=== THE EXERCISE ===
Copy all lines below containing "химических".

=== EXTRACTED MATERIAL ===
◇ ◇ ◇
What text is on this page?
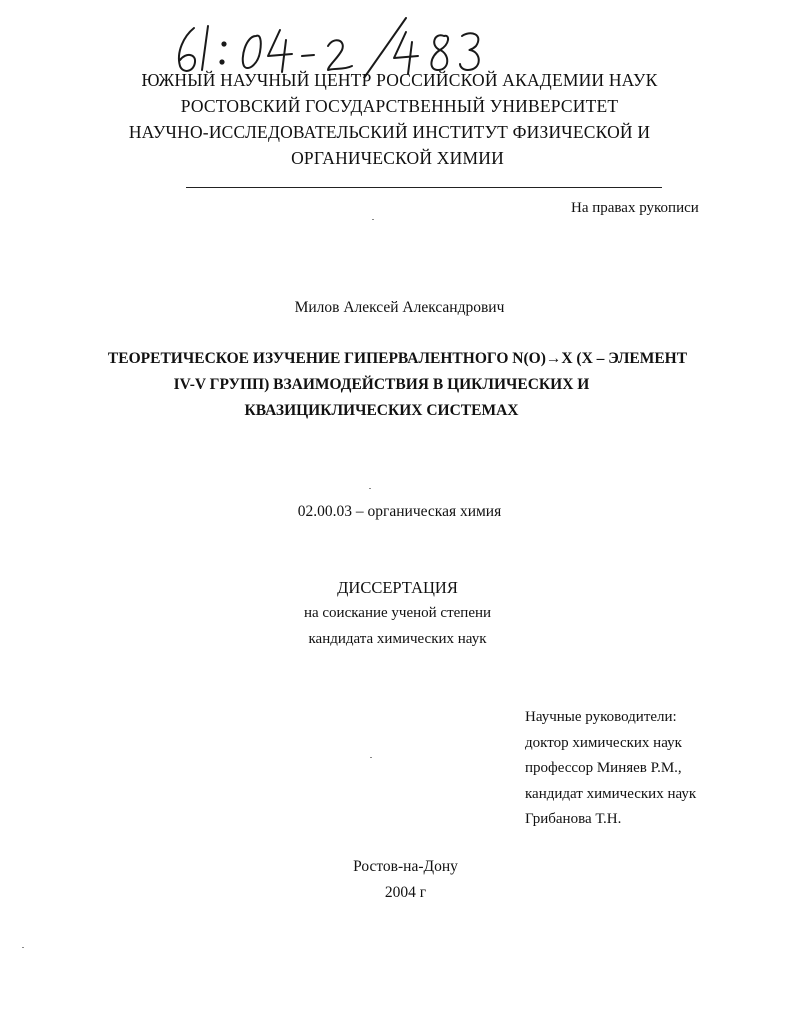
ЮЖНЫЙ НАУЧНЫЙ ЦЕНТР РОССИЙСКОЙ АКАДЕМИИ НАУК
РОСТОВСКИЙ ГОСУДАРСТВЕННЫЙ УНИВЕРСИТЕТ
НАУЧНО-ИССЛЕДОВАТЕЛЬСКИЙ ИНСТИТУТ ФИЗИЧЕСКОЙ И
ОРГАНИЧЕСКОЙ ХИМИИ
На правах рукописи
Милов Алексей Александрович
ТЕОРЕТИЧЕСКОЕ ИЗУЧЕНИЕ ГИПЕРВАЛЕНТНОГО N(O)→X (X – ЭЛЕМЕНТ
IV-V ГРУПП) ВЗАИМОДЕЙСТВИЯ В ЦИКЛИЧЕСКИХ И
КВАЗИЦИКЛИЧЕСКИХ СИСТЕМАХ
02.00.03 – органическая химия
ДИССЕРТАЦИЯ
на соискание ученой степени
кандидата химических наук
Научные руководители:
доктор химических наук
профессор Миняев Р.М.,
кандидат химических наук
Грибанова Т.Н.
Ростов-на-Дону
2004 г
◇ ◇ ◇
=== WRITTEN SOLUTION ===
кандидата химических наук
доктор химических наук
кандидат химических наук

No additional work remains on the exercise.